— What you will do —
Copy out every line exactly as given.

— Records —
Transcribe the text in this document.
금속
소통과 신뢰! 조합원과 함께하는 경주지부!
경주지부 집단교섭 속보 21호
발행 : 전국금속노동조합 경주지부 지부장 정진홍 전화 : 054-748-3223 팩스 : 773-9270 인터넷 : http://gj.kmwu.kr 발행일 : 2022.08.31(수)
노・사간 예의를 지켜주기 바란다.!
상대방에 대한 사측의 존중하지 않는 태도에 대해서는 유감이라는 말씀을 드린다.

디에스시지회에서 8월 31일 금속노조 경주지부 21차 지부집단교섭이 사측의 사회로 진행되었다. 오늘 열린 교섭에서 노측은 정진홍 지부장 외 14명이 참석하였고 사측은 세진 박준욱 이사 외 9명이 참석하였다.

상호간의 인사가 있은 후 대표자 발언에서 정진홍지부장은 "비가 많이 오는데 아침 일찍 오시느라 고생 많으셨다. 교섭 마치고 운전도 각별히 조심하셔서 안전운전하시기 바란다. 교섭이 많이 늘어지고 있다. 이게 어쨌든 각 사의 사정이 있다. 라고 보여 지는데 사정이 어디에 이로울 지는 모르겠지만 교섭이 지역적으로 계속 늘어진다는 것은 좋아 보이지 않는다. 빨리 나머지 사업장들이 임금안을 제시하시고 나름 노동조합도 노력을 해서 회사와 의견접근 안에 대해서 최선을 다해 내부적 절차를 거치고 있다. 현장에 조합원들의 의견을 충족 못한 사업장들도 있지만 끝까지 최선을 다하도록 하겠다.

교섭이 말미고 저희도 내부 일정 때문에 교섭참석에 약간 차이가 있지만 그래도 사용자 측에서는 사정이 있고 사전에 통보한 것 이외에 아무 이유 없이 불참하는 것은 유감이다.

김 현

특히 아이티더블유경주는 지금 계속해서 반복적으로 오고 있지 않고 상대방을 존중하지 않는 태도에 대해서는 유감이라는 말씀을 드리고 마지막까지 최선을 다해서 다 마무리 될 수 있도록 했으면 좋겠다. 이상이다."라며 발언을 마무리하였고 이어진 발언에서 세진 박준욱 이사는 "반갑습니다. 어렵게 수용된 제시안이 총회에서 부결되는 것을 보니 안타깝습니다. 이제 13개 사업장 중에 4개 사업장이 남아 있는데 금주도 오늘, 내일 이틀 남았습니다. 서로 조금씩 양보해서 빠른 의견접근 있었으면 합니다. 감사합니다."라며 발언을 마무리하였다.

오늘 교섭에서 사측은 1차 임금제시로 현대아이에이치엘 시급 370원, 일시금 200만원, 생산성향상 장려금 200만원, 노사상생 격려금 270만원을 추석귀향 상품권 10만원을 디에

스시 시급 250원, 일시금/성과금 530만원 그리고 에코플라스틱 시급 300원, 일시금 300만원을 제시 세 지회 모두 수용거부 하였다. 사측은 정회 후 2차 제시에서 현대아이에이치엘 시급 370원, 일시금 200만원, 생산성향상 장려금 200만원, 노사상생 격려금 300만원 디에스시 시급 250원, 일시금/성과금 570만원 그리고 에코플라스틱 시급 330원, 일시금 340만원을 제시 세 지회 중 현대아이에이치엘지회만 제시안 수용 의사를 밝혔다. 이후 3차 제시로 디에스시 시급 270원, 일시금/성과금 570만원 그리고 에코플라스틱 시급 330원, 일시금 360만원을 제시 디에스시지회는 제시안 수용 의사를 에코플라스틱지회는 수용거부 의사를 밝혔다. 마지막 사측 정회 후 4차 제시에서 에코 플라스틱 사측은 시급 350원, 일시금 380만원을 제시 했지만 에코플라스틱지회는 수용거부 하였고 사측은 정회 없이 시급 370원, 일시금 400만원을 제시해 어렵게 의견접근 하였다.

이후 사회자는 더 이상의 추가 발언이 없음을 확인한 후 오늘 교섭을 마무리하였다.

— Answer to the exercise —
Transcribe the text in this document.
금속
소통과 신뢰! 조합원과 함께하는 경주지부!
경주지부 집단교섭 속보 21호
발행 : 전국금속노동조합 경주지부 지부장 정진홍 전화 : 054-748-3223 팩스 : 773-9270 인터넷 : http://gj.kmwu.kr 발행일 : 2022.08.31(수)
노・사간 예의를 지켜주기 바란다.!
상대방에 대한 사측의 존중하지 않는 태도에 대해서는 유감이라는 말씀을 드린다.

디에스시지회에서 8월 31일 금속노조 경주지부 21차 지부집단교섭이 사측의 사회로 진행되었다. 오늘 열린 교섭에서 노측은 정진홍 지부장 외 14명이 참석하였고 사측은 세진 박준욱 이사 외 9명이 참석하였다.

상호간의 인사가 있은 후 대표자 발언에서 정진홍지부장은 "비가 많이 오는데 아침 일찍 오시느라 고생 많으셨다. 교섭 마치고 운전도 각별히 조심하셔서 안전운전하시기 바란다. 교섭이 많이 늘어지고 있다. 이게 어쨌든 각 사의 사정이 있다. 라고 보여 지는데 사정이 어디에 이로울 지는 모르겠지만 교섭이 지역적으로 계속 늘어진다는 것은 좋아 보이지 않는다. 빨리 나머지 사업장들이 임금안을 제시하시고 나름 노동조합도 노력을 해서 회사와 의견접근 안에 대해서 최선을 다해 내부적 절차를 거치고 있다. 현장에 조합원들의 의견을 충족 못한 사업장들도 있지만 끝까지 최선을 다하도록 하겠다.

교섭이 말미고 저희도 내부 일정 때문에 교섭참석에 약간 차이가 있지만 그래도 사용자 측에서는 사정이 있고 사전에 통보한 것 이외에 아무 이유 없이 불참하는 것은 유감이다.

김 현

특히 아이티더블유경주는 지금 계속해서 반복적으로 오고 있지 않고 상대방을 존중하지 않는 태도에 대해서는 유감이라는 말씀을 드리고 마지막까지 최선을 다해서 다 마무리 될 수 있도록 했으면 좋겠다. 이상이다."라며 발언을 마무리하였고 이어진 발언에서 세진 박준욱 이사는 "반갑습니다. 어렵게 수용된 제시안이 총회에서 부결되는 것을 보니 안타깝습니다. 이제 13개 사업장 중에 4개 사업장이 남아 있는데 금주도 오늘, 내일 이틀 남았습니다. 서로 조금씩 양보해서 빠른 의견접근 있었으면 합니다. 감사합니다."라며 발언을 마무리하였다.

오늘 교섭에서 사측은 1차 임금제시로 현대아이에이치엘 시급 370원, 일시금 200만원, 생산성향상 장려금 200만원, 노사상생 격려금 270만원을 추석귀향 상품권 10만원을 디에

스시 시급 250원, 일시금/성과금 530만원 그리고 에코플라스틱 시급 300원, 일시금 300만원을 제시 세 지회 모두 수용거부 하였다. 사측은 정회 후 2차 제시에서 현대아이에이치엘 시급 370원, 일시금 200만원, 생산성향상 장려금 200만원, 노사상생 격려금 300만원 디에스시 시급 250원, 일시금/성과금 570만원 그리고 에코플라스틱 시급 330원, 일시금 340만원을 제시 세 지회 중 현대아이에이치엘지회만 제시안 수용 의사를 밝혔다. 이후 3차 제시로 디에스시 시급 270원, 일시금/성과금 570만원 그리고 에코플라스틱 시급 330원, 일시금 360만원을 제시 디에스시지회는 제시안 수용 의사를 에코플라스틱지회는 수용거부 의사를 밝혔다. 마지막 사측 정회 후 4차 제시에서 에코 플라스틱 사측은 시급 350원, 일시금 380만원을 제시 했지만 에코플라스틱지회는 수용거부 하였고 사측은 정회 없이 시급 370원, 일시금 400만원을 제시해 어렵게 의견접근 하였다.

이후 사회자는 더 이상의 추가 발언이 없음을 확인한 후 오늘 교섭을 마무리하였다.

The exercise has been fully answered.